## Figure record extracts:
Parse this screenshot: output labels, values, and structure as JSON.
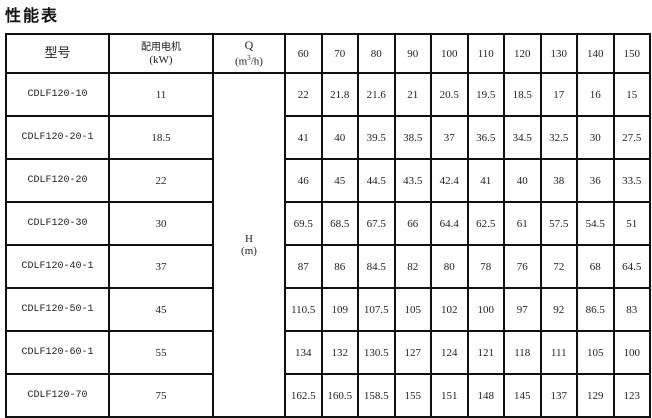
{
  "title": "性能表",
  "table": {
    "header": {
      "model": "型号",
      "motor_label": "配用电机",
      "motor_unit": "(kW)",
      "q_label": "Q",
      "q_unit_pre": "(m",
      "q_unit_sup": "3",
      "q_unit_post": "/h)",
      "h_label": "H",
      "h_unit": "(m)",
      "flows": [
        "60",
        "70",
        "80",
        "90",
        "100",
        "110",
        "120",
        "130",
        "140",
        "150"
      ]
    },
    "rows": [
      {
        "model": "CDLF120-10",
        "power": "11",
        "heads": [
          "22",
          "21.8",
          "21.6",
          "21",
          "20.5",
          "19.5",
          "18.5",
          "17",
          "16",
          "15"
        ]
      },
      {
        "model": "CDLF120-20-1",
        "power": "18.5",
        "heads": [
          "41",
          "40",
          "39.5",
          "38.5",
          "37",
          "36.5",
          "34.5",
          "32.5",
          "30",
          "27.5"
        ]
      },
      {
        "model": "CDLF120-20",
        "power": "22",
        "heads": [
          "46",
          "45",
          "44.5",
          "43.5",
          "42.4",
          "41",
          "40",
          "38",
          "36",
          "33.5"
        ]
      },
      {
        "model": "CDLF120-30",
        "power": "30",
        "heads": [
          "69.5",
          "68.5",
          "67.5",
          "66",
          "64.4",
          "62.5",
          "61",
          "57.5",
          "54.5",
          "51"
        ]
      },
      {
        "model": "CDLF120-40-1",
        "power": "37",
        "heads": [
          "87",
          "86",
          "84.5",
          "82",
          "80",
          "78",
          "76",
          "72",
          "68",
          "64.5"
        ]
      },
      {
        "model": "CDLF120-50-1",
        "power": "45",
        "heads": [
          "110.5",
          "109",
          "107.5",
          "105",
          "102",
          "100",
          "97",
          "92",
          "86.5",
          "83"
        ]
      },
      {
        "model": "CDLF120-60-1",
        "power": "55",
        "heads": [
          "134",
          "132",
          "130.5",
          "127",
          "124",
          "121",
          "118",
          "111",
          "105",
          "100"
        ]
      },
      {
        "model": "CDLF120-70",
        "power": "75",
        "heads": [
          "162.5",
          "160.5",
          "158.5",
          "155",
          "151",
          "148",
          "145",
          "137",
          "129",
          "123"
        ]
      }
    ]
  }
}
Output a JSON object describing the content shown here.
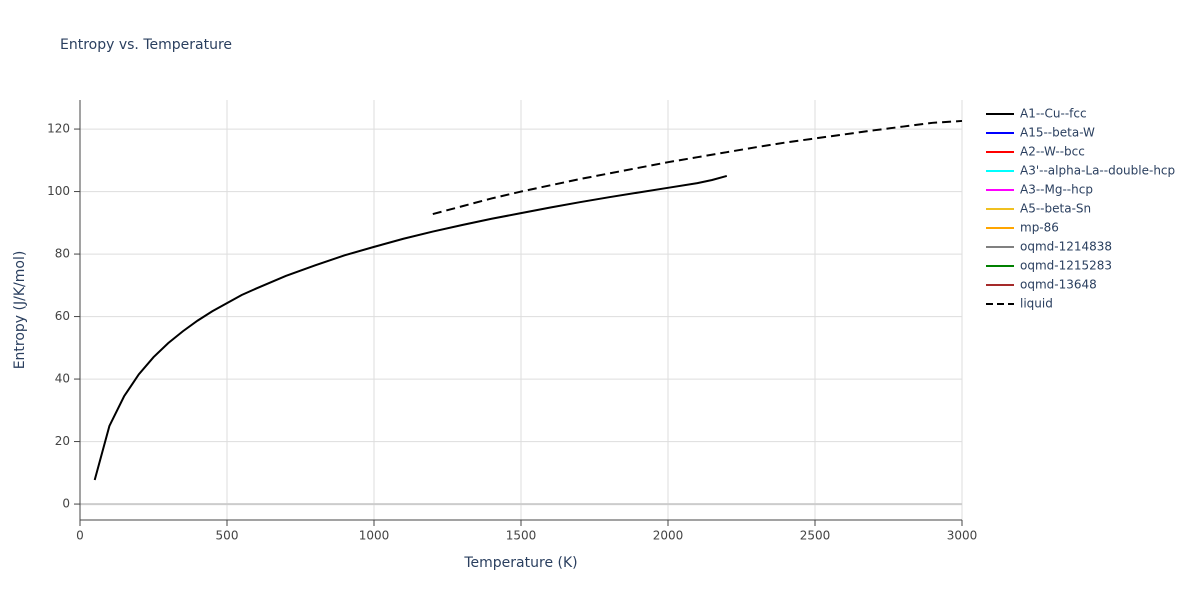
{
  "chart_data": {
    "type": "line",
    "title": "Entropy vs. Temperature",
    "x_label": "Temperature (K)",
    "y_label": "Entropy (J/K/mol)",
    "xlim": [
      0,
      3000
    ],
    "xticks": [
      0,
      500,
      1000,
      1500,
      2000,
      2500,
      3000
    ],
    "ylim": [
      -5.1,
      129.3
    ],
    "yticks": [
      0,
      20,
      40,
      60,
      80,
      100,
      120
    ],
    "grid": true,
    "legend": "right",
    "series": [
      {
        "name": "A1--Cu--fcc",
        "color": "#000000",
        "dash": "solid",
        "x": [
          50,
          100,
          150,
          200,
          250,
          300,
          350,
          400,
          450,
          500,
          550,
          600,
          700,
          800,
          900,
          1000,
          1100,
          1200,
          1300,
          1400,
          1500,
          1600,
          1700,
          1800,
          1900,
          2000,
          2100,
          2150,
          2200
        ],
        "values": [
          7.7,
          25,
          34.5,
          41.5,
          47,
          51.5,
          55.3,
          58.7,
          61.7,
          64.3,
          66.9,
          69,
          73,
          76.4,
          79.6,
          82.3,
          84.9,
          87.2,
          89.3,
          91.3,
          93.1,
          94.9,
          96.6,
          98.2,
          99.7,
          101.2,
          102.7,
          103.7,
          105
        ]
      },
      {
        "name": "A15--beta-W",
        "color": "#0000ff",
        "dash": "solid",
        "x": [],
        "values": []
      },
      {
        "name": "A2--W--bcc",
        "color": "#ff0000",
        "dash": "solid",
        "x": [],
        "values": []
      },
      {
        "name": "A3'--alpha-La--double-hcp",
        "color": "#00ffff",
        "dash": "solid",
        "x": [],
        "values": []
      },
      {
        "name": "A3--Mg--hcp",
        "color": "#ff00ff",
        "dash": "solid",
        "x": [],
        "values": []
      },
      {
        "name": "A5--beta-Sn",
        "color": "#f0c020",
        "dash": "solid",
        "x": [],
        "values": []
      },
      {
        "name": "mp-86",
        "color": "#ffa500",
        "dash": "solid",
        "x": [],
        "values": []
      },
      {
        "name": "oqmd-1214838",
        "color": "#808080",
        "dash": "solid",
        "x": [],
        "values": []
      },
      {
        "name": "oqmd-1215283",
        "color": "#008000",
        "dash": "solid",
        "x": [],
        "values": []
      },
      {
        "name": "oqmd-13648",
        "color": "#a52a2a",
        "dash": "solid",
        "x": [],
        "values": []
      },
      {
        "name": "liquid",
        "color": "#000000",
        "dash": "dash",
        "x": [
          1200,
          1300,
          1400,
          1500,
          1600,
          1700,
          1800,
          1900,
          2000,
          2100,
          2200,
          2300,
          2400,
          2500,
          2600,
          2700,
          2800,
          2900,
          3000
        ],
        "values": [
          92.8,
          95.3,
          97.8,
          100,
          102,
          104,
          105.8,
          107.6,
          109.4,
          111,
          112.6,
          114.2,
          115.7,
          117,
          118.3,
          119.6,
          120.8,
          122,
          122.6
        ]
      }
    ]
  }
}
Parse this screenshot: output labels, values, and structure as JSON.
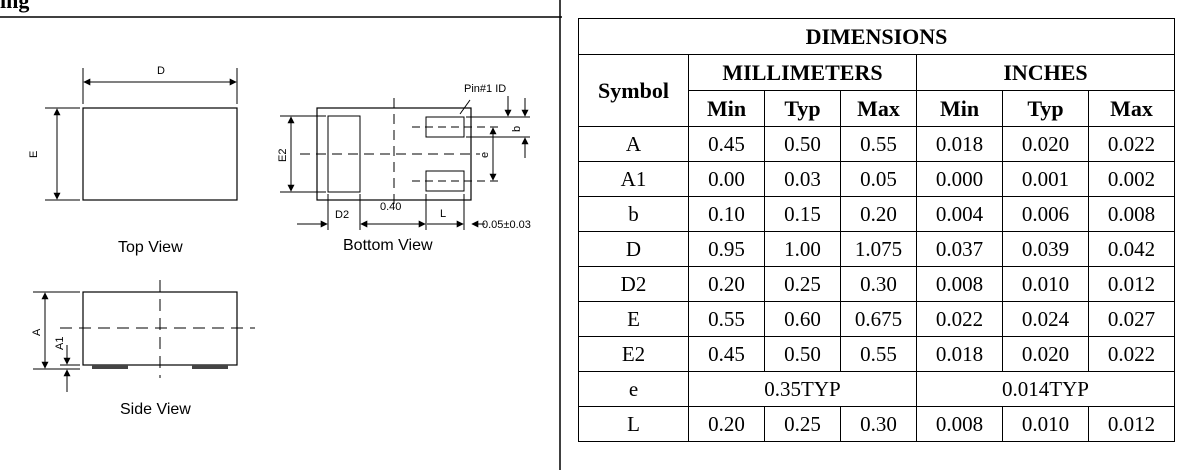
{
  "header": {
    "title_fragment": "ing"
  },
  "drawing": {
    "views": {
      "top": "Top View",
      "bottom": "Bottom View",
      "side": "Side View"
    },
    "labels": {
      "D": "D",
      "E": "E",
      "E2": "E2",
      "D2": "D2",
      "pitch": "0.40",
      "L": "L",
      "gap": "0.05±0.03",
      "pin1": "Pin#1 ID",
      "b": "b",
      "e": "e",
      "A": "A",
      "A1": "A1"
    }
  },
  "table": {
    "title": "DIMENSIONS",
    "symbol_header": "Symbol",
    "groups": [
      "MILLIMETERS",
      "INCHES"
    ],
    "subheaders": [
      "Min",
      "Typ",
      "Max",
      "Min",
      "Typ",
      "Max"
    ],
    "rows": [
      {
        "symbol": "A",
        "values": [
          "0.45",
          "0.50",
          "0.55",
          "0.018",
          "0.020",
          "0.022"
        ]
      },
      {
        "symbol": "A1",
        "values": [
          "0.00",
          "0.03",
          "0.05",
          "0.000",
          "0.001",
          "0.002"
        ]
      },
      {
        "symbol": "b",
        "values": [
          "0.10",
          "0.15",
          "0.20",
          "0.004",
          "0.006",
          "0.008"
        ]
      },
      {
        "symbol": "D",
        "values": [
          "0.95",
          "1.00",
          "1.075",
          "0.037",
          "0.039",
          "0.042"
        ]
      },
      {
        "symbol": "D2",
        "values": [
          "0.20",
          "0.25",
          "0.30",
          "0.008",
          "0.010",
          "0.012"
        ]
      },
      {
        "symbol": "E",
        "values": [
          "0.55",
          "0.60",
          "0.675",
          "0.022",
          "0.024",
          "0.027"
        ]
      },
      {
        "symbol": "E2",
        "values": [
          "0.45",
          "0.50",
          "0.55",
          "0.018",
          "0.020",
          "0.022"
        ]
      },
      {
        "symbol": "e",
        "typ_mm": "0.35TYP",
        "typ_in": "0.014TYP"
      },
      {
        "symbol": "L",
        "values": [
          "0.20",
          "0.25",
          "0.30",
          "0.008",
          "0.010",
          "0.012"
        ]
      }
    ]
  }
}
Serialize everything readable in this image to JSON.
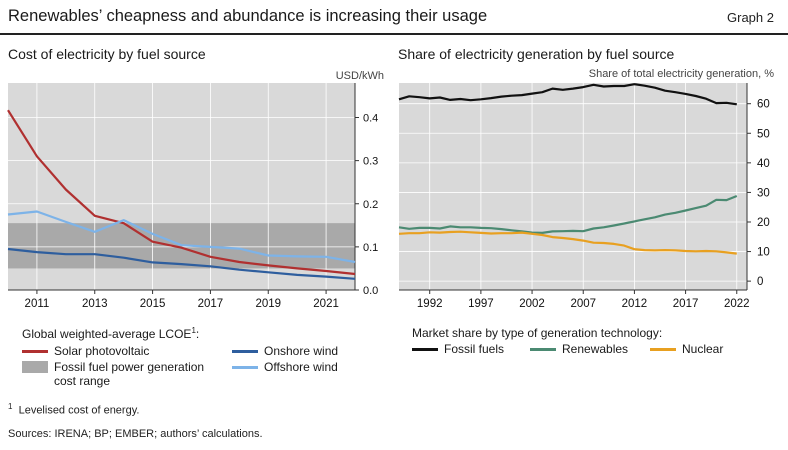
{
  "header": {
    "title": "Renewables’ cheapness and abundance is increasing their usage",
    "graph_label": "Graph 2"
  },
  "left_panel": {
    "title": "Cost of electricity by fuel source",
    "unit": "USD/kWh",
    "legend_title": "Global weighted-average LCOE",
    "legend_title_sup": "1",
    "legend_title_suffix": ":",
    "legend": {
      "solar": "Solar photovoltaic",
      "onshore": "Onshore wind",
      "fossil_range": "Fossil fuel power generation cost range",
      "offshore": "Offshore wind"
    }
  },
  "right_panel": {
    "title": "Share of electricity generation by fuel source",
    "unit": "Share of total electricity generation, %",
    "legend_title": "Market share by type of generation technology:",
    "legend": {
      "fossil": "Fossil fuels",
      "renewables": "Renewables",
      "nuclear": "Nuclear"
    }
  },
  "footnotes": {
    "note1_marker": "1",
    "note1": "Levelised cost of energy.",
    "sources": "Sources: IRENA; BP; EMBER; authors’ calculations."
  },
  "colors": {
    "solar": "#b03030",
    "onshore": "#2e5e9e",
    "offshore": "#7db3e8",
    "fossil_band": "#a9a9a9",
    "plot_bg": "#d9d9d9",
    "fossil": "#111111",
    "renewables": "#4b8a72",
    "nuclear": "#e8a020"
  },
  "chart_data": [
    {
      "type": "line",
      "title": "Cost of electricity by fuel source",
      "ylabel": "USD/kWh",
      "xlim": [
        2010,
        2022
      ],
      "ylim": [
        0,
        0.48
      ],
      "x_ticks": [
        2011,
        2013,
        2015,
        2017,
        2019,
        2021
      ],
      "x_tick_labels": [
        "2011",
        "2013",
        "2015",
        "2017",
        "2019",
        "2021"
      ],
      "y_ticks": [
        0.0,
        0.1,
        0.2,
        0.3,
        0.4
      ],
      "y_tick_labels": [
        "0.0",
        "0.1",
        "0.2",
        "0.3",
        "0.4"
      ],
      "x": [
        2010,
        2011,
        2012,
        2013,
        2014,
        2015,
        2016,
        2017,
        2018,
        2019,
        2020,
        2021,
        2022
      ],
      "bands": [
        {
          "name": "Fossil fuel power generation cost range",
          "ymin": 0.05,
          "ymax": 0.155
        }
      ],
      "series": [
        {
          "name": "Solar photovoltaic",
          "values": [
            0.417,
            0.31,
            0.233,
            0.172,
            0.155,
            0.112,
            0.098,
            0.077,
            0.065,
            0.057,
            0.05,
            0.044,
            0.037
          ]
        },
        {
          "name": "Onshore wind",
          "values": [
            0.095,
            0.088,
            0.083,
            0.083,
            0.075,
            0.064,
            0.06,
            0.055,
            0.047,
            0.041,
            0.035,
            0.031,
            0.026
          ]
        },
        {
          "name": "Offshore wind",
          "values": [
            0.175,
            0.182,
            0.158,
            0.135,
            0.162,
            0.13,
            0.104,
            0.1,
            0.096,
            0.08,
            0.078,
            0.077,
            0.065
          ]
        }
      ]
    },
    {
      "type": "line",
      "title": "Share of electricity generation by fuel source",
      "ylabel": "Share of total electricity generation, %",
      "xlim": [
        1989,
        2023
      ],
      "ylim": [
        -3,
        67
      ],
      "x_ticks": [
        1992,
        1997,
        2002,
        2007,
        2012,
        2017,
        2022
      ],
      "x_tick_labels": [
        "1992",
        "1997",
        "2002",
        "2007",
        "2012",
        "2017",
        "2022"
      ],
      "y_ticks": [
        0,
        10,
        20,
        30,
        40,
        50,
        60
      ],
      "y_tick_labels": [
        "0",
        "10",
        "20",
        "30",
        "40",
        "50",
        "60"
      ],
      "x": [
        1989,
        1990,
        1991,
        1992,
        1993,
        1994,
        1995,
        1996,
        1997,
        1998,
        1999,
        2000,
        2001,
        2002,
        2003,
        2004,
        2005,
        2006,
        2007,
        2008,
        2009,
        2010,
        2011,
        2012,
        2013,
        2014,
        2015,
        2016,
        2017,
        2018,
        2019,
        2020,
        2021,
        2022
      ],
      "series": [
        {
          "name": "Fossil fuels",
          "values": [
            61.5,
            62.5,
            62.2,
            61.8,
            62.1,
            61.3,
            61.6,
            61.2,
            61.5,
            61.9,
            62.4,
            62.7,
            62.9,
            63.4,
            63.9,
            65.1,
            64.7,
            65.1,
            65.6,
            66.4,
            65.8,
            66.0,
            66.0,
            66.6,
            66.1,
            65.4,
            64.4,
            63.9,
            63.3,
            62.6,
            61.7,
            60.2,
            60.3,
            59.8
          ]
        },
        {
          "name": "Renewables",
          "values": [
            18.2,
            17.7,
            18.0,
            18.0,
            17.8,
            18.5,
            18.2,
            18.2,
            18.0,
            17.9,
            17.6,
            17.2,
            16.8,
            16.4,
            16.3,
            16.8,
            16.9,
            17.0,
            16.9,
            17.8,
            18.2,
            18.8,
            19.5,
            20.2,
            20.9,
            21.6,
            22.5,
            23.1,
            23.9,
            24.7,
            25.5,
            27.5,
            27.4,
            28.8
          ]
        },
        {
          "name": "Nuclear",
          "values": [
            16.0,
            16.2,
            16.2,
            16.5,
            16.4,
            16.6,
            16.7,
            16.5,
            16.3,
            16.1,
            16.2,
            16.2,
            16.4,
            16.0,
            15.6,
            14.9,
            14.6,
            14.2,
            13.7,
            13.0,
            12.9,
            12.6,
            12.0,
            10.8,
            10.5,
            10.4,
            10.5,
            10.4,
            10.2,
            10.1,
            10.2,
            10.1,
            9.7,
            9.3
          ]
        }
      ]
    }
  ]
}
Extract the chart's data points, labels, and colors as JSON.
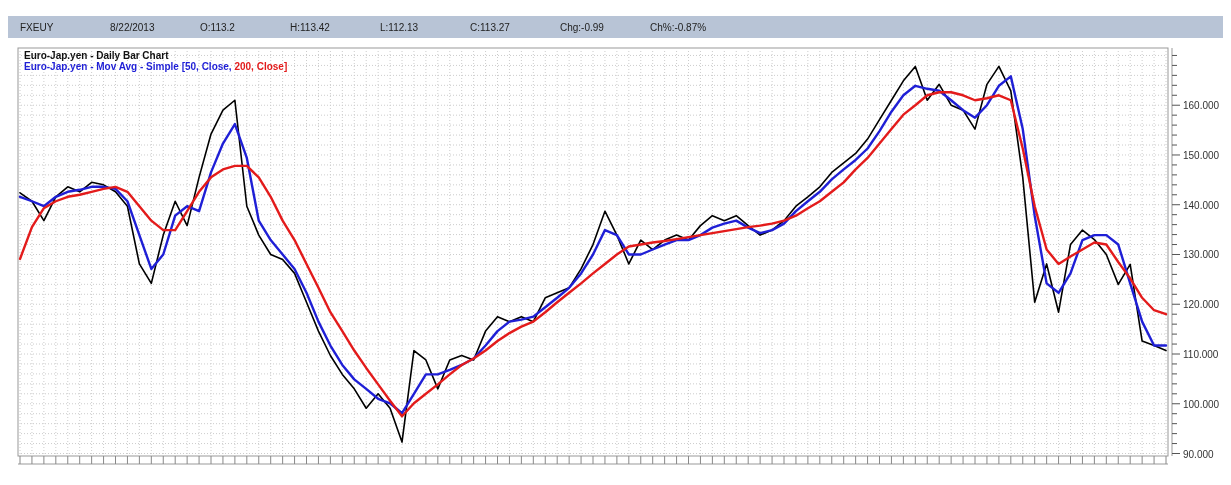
{
  "chart_data": {
    "type": "line",
    "title": "Euro-Jap.yen - Daily Bar Chart",
    "subtitle": "Euro-Jap.yen - Mov Avg - Simple",
    "annotations": [
      "FXEUY",
      "8/22/2013",
      "O:113.2",
      "H:113.42",
      "L:112.13",
      "C:113.27",
      "Chg:-0.99",
      "Ch%:-0.87%"
    ],
    "categories": [
      null,
      null,
      null,
      null,
      null,
      null,
      null,
      null,
      null,
      null,
      null,
      null,
      null,
      null,
      null,
      null,
      null,
      null,
      null,
      null,
      null,
      null,
      null,
      null,
      null,
      null,
      null,
      null,
      null,
      null,
      null,
      null,
      null,
      null,
      null,
      null,
      null,
      null,
      null,
      null,
      null,
      null,
      null,
      null,
      null,
      null,
      null,
      null,
      null,
      null,
      null,
      null,
      null,
      null,
      null,
      null,
      null,
      null,
      null,
      null,
      null,
      null,
      null,
      null,
      null,
      null,
      null,
      null,
      null,
      null,
      null,
      null,
      null,
      null,
      null,
      null,
      null,
      null,
      null,
      null,
      null,
      null,
      null,
      null,
      null,
      null,
      null,
      null,
      null,
      null,
      null,
      null,
      null,
      null,
      null,
      null,
      null
    ],
    "series": [
      {
        "color": "#000000",
        "values": [
          142.4,
          140.7,
          136.8,
          141.6,
          143.6,
          142.6,
          144.5,
          144,
          142.6,
          139.7,
          128.1,
          124.2,
          133.9,
          140.7,
          135.8,
          145.5,
          154.2,
          159,
          161,
          139.7,
          133.9,
          130,
          129,
          126.2,
          120.4,
          114.6,
          109.7,
          105.9,
          103,
          99.1,
          102,
          99.1,
          92.3,
          110.7,
          108.8,
          103,
          108.8,
          109.7,
          108.8,
          114.6,
          117.5,
          116.5,
          117.5,
          116.5,
          121.3,
          122.3,
          123.3,
          127.1,
          132,
          138.7,
          133.9,
          128.1,
          132.9,
          131,
          132.9,
          133.9,
          132.9,
          135.8,
          137.8,
          136.8,
          137.8,
          135.8,
          133.9,
          134.9,
          136.8,
          139.7,
          141.6,
          143.6,
          146.5,
          148.4,
          150.3,
          153.2,
          157.1,
          161,
          164.9,
          167.8,
          161,
          164.2,
          160,
          159,
          155.2,
          164.2,
          167.8,
          162.9,
          145.5,
          120.4,
          128.1,
          118.4,
          132,
          134.9,
          133,
          130,
          124,
          128,
          112.6,
          111.7,
          110.7
        ]
      },
      {
        "name": "[50, Close,",
        "color": "#1f1fd6",
        "values": [
          141.6,
          140.7,
          139.7,
          141.6,
          142.6,
          143,
          143.6,
          143.6,
          143.2,
          140.7,
          133.9,
          127.1,
          130,
          137.8,
          139.7,
          138.7,
          146.5,
          152.3,
          156.2,
          149.4,
          136.8,
          132.9,
          130,
          127.1,
          122.3,
          116.5,
          111.7,
          107.8,
          104.9,
          103,
          101,
          100.1,
          98.1,
          102,
          105.9,
          105.9,
          106.8,
          107.8,
          109.1,
          111.7,
          114.6,
          116.5,
          116.9,
          117.5,
          119.4,
          121.3,
          123.3,
          126.2,
          130,
          134.9,
          133.9,
          130,
          130,
          131,
          132,
          132.9,
          132.9,
          133.9,
          135.4,
          136.2,
          136.8,
          135.4,
          134.3,
          134.9,
          136.2,
          138.7,
          140.7,
          142.6,
          145.1,
          147.1,
          149,
          151.3,
          154.8,
          158.7,
          162,
          163.9,
          163.3,
          162.9,
          161,
          159,
          157.5,
          160,
          163.9,
          165.8,
          155.2,
          137.8,
          124.2,
          122.3,
          126.2,
          132.9,
          133.9,
          133.9,
          132,
          124.2,
          116.5,
          111.7,
          111.7
        ]
      },
      {
        "name": "200, Close]",
        "color": "#e31b1b",
        "values": [
          129.1,
          135.5,
          139.3,
          140.7,
          141.6,
          142,
          142.6,
          143.2,
          143.6,
          142.6,
          139.7,
          136.8,
          134.9,
          134.9,
          138.7,
          142.6,
          145.5,
          147.1,
          147.8,
          147.8,
          145.5,
          141.6,
          136.8,
          132.9,
          128.1,
          123.3,
          118.4,
          114.6,
          110.7,
          107.2,
          103.9,
          100.6,
          97.5,
          100.1,
          102,
          103.9,
          105.9,
          107.8,
          109.1,
          110.7,
          112.6,
          114.2,
          115.5,
          116.5,
          118.4,
          120.4,
          122.3,
          124.2,
          126.2,
          128.1,
          130,
          131.6,
          132,
          132.4,
          132.7,
          133.1,
          133.5,
          133.9,
          134.3,
          134.7,
          135.1,
          135.5,
          135.8,
          136.2,
          136.8,
          137.8,
          139.3,
          140.7,
          142.6,
          144.5,
          147.1,
          149.4,
          152.3,
          155.2,
          158.1,
          160,
          162,
          162.6,
          162.6,
          162,
          161,
          161.4,
          162,
          161,
          151.3,
          139.7,
          131,
          128.1,
          129.6,
          131,
          132.4,
          132,
          128.5,
          125.2,
          121.3,
          118.8,
          118
        ]
      }
    ],
    "ylim": [
      89.5,
      171.5
    ],
    "yticks": [
      {
        "value": 90,
        "label": "90.000"
      },
      {
        "value": 92,
        "label": null
      },
      {
        "value": 94,
        "label": null
      },
      {
        "value": 96,
        "label": null
      },
      {
        "value": 98,
        "label": null
      },
      {
        "value": 100,
        "label": "100.000"
      },
      {
        "value": 102,
        "label": null
      },
      {
        "value": 104,
        "label": null
      },
      {
        "value": 106,
        "label": null
      },
      {
        "value": 108,
        "label": null
      },
      {
        "value": 110,
        "label": "110.000"
      },
      {
        "value": 112,
        "label": null
      },
      {
        "value": 114,
        "label": null
      },
      {
        "value": 116,
        "label": null
      },
      {
        "value": 118,
        "label": null
      },
      {
        "value": 120,
        "label": "120.000"
      },
      {
        "value": 122,
        "label": null
      },
      {
        "value": 124,
        "label": null
      },
      {
        "value": 126,
        "label": null
      },
      {
        "value": 128,
        "label": null
      },
      {
        "value": 130,
        "label": "130.000"
      },
      {
        "value": 132,
        "label": null
      },
      {
        "value": 134,
        "label": null
      },
      {
        "value": 136,
        "label": null
      },
      {
        "value": 138,
        "label": null
      },
      {
        "value": 140,
        "label": "140.000"
      },
      {
        "value": 142,
        "label": null
      },
      {
        "value": 144,
        "label": null
      },
      {
        "value": 146,
        "label": null
      },
      {
        "value": 148,
        "label": null
      },
      {
        "value": 150,
        "label": "150.000"
      },
      {
        "value": 152,
        "label": null
      },
      {
        "value": 154,
        "label": null
      },
      {
        "value": 156,
        "label": null
      },
      {
        "value": 158,
        "label": null
      },
      {
        "value": 160,
        "label": "160.000"
      },
      {
        "value": 162,
        "label": null
      },
      {
        "value": 164,
        "label": null
      },
      {
        "value": 166,
        "label": null
      },
      {
        "value": 168,
        "label": null
      },
      {
        "value": 170,
        "label": null
      }
    ],
    "grid": true,
    "legend": "top left",
    "tick_labels": "y",
    "line_style": "solid",
    "marker": "none"
  }
}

## Problem statement:
Scan the lines for the string "fuels". Copy out each line that matches.

## Output:
      "fossil": "Fossil fuels",
          "name": "Fossil fuels",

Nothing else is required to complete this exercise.